(What is required): In the entries below, find every line holding the string "order" and collect it.

## BEGIN Data entries

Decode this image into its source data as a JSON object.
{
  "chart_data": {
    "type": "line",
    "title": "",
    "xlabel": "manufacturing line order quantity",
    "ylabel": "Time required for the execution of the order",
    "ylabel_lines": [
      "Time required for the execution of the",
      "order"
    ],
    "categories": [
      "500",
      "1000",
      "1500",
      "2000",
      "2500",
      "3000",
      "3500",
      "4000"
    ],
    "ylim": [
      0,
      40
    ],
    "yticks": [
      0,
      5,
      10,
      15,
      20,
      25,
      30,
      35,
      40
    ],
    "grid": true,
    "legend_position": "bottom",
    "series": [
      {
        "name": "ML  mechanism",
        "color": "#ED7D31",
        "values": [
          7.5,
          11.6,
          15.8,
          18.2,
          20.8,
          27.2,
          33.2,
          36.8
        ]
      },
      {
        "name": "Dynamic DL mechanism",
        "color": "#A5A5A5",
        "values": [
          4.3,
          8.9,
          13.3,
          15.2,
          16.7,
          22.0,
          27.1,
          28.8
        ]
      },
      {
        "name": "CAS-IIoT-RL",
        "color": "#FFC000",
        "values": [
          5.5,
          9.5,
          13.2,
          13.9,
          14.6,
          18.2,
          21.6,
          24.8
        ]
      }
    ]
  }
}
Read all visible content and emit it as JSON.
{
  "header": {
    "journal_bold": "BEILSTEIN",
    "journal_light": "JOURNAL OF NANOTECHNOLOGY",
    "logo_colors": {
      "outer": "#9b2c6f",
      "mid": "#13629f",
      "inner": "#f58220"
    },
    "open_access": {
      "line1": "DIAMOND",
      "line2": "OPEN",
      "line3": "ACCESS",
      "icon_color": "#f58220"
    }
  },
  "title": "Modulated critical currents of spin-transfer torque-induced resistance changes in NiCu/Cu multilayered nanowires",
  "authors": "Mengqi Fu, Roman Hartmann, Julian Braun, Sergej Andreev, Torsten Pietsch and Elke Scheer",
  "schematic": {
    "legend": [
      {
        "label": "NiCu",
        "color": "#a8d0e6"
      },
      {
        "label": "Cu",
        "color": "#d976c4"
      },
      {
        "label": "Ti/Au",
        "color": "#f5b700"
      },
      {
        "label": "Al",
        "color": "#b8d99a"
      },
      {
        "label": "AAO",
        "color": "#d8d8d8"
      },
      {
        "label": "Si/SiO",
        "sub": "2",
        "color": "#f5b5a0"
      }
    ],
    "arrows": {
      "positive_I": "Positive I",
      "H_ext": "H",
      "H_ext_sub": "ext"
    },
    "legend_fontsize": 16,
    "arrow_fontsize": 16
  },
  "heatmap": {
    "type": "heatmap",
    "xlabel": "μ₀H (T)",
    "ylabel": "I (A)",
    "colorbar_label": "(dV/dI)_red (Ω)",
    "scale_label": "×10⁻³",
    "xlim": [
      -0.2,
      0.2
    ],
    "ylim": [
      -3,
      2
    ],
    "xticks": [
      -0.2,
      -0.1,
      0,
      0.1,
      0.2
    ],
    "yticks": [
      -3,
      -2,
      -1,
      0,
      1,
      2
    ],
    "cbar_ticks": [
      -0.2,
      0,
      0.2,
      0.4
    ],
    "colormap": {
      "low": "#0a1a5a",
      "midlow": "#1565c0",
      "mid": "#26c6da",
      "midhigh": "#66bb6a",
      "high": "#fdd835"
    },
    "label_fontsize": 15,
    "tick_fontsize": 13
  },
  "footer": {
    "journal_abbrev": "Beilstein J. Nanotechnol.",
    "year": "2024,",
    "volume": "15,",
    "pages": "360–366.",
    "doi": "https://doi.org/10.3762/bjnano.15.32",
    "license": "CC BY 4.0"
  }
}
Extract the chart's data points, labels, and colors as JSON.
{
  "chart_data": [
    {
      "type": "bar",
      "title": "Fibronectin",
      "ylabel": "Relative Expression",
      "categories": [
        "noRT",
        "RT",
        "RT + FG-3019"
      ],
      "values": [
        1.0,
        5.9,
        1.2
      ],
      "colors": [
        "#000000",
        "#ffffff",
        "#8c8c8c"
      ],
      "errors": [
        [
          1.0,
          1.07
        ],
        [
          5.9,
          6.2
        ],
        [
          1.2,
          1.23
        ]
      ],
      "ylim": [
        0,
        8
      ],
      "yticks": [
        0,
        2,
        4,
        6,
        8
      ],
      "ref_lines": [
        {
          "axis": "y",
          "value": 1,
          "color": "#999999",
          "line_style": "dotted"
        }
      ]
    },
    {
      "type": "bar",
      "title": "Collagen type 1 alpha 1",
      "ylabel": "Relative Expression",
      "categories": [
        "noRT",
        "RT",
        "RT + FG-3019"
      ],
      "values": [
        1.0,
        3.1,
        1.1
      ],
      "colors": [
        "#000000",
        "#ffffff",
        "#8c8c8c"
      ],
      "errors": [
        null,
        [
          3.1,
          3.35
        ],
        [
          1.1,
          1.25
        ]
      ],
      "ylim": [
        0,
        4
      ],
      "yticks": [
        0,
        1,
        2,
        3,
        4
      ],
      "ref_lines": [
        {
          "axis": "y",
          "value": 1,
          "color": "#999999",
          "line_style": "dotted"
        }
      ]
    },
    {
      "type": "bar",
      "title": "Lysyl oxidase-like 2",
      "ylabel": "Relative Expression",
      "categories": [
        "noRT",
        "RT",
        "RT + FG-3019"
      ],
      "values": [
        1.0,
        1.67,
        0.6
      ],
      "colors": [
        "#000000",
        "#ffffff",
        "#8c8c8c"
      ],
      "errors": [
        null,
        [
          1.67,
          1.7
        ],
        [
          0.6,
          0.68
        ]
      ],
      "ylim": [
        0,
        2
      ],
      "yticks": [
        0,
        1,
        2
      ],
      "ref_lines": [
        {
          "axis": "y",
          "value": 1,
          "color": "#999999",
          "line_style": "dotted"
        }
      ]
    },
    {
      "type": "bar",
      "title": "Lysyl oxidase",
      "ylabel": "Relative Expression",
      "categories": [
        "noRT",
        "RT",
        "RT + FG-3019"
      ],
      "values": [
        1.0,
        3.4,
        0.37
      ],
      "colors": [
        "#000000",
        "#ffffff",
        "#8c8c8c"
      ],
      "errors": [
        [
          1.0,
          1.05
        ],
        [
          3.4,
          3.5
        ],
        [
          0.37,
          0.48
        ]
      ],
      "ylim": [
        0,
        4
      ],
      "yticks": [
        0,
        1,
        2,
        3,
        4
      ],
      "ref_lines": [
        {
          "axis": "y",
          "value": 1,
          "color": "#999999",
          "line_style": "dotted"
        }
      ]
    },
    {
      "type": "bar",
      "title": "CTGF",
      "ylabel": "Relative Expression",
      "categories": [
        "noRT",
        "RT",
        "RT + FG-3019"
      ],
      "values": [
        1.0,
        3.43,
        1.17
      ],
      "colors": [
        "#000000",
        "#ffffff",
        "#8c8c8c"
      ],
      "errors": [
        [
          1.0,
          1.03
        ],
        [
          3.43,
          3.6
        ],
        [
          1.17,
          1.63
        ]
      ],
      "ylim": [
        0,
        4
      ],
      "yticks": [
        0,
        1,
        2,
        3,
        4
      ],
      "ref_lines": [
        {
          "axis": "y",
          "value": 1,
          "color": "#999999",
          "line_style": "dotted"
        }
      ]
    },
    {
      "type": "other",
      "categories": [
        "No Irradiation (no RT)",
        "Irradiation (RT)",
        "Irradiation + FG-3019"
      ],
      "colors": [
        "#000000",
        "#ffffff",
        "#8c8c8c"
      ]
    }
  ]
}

## END Data entries

(Complete response):
    "xlabel": "manufacturing line order quantity",
    "ylabel": "Time required for the execution of the order",
      "order"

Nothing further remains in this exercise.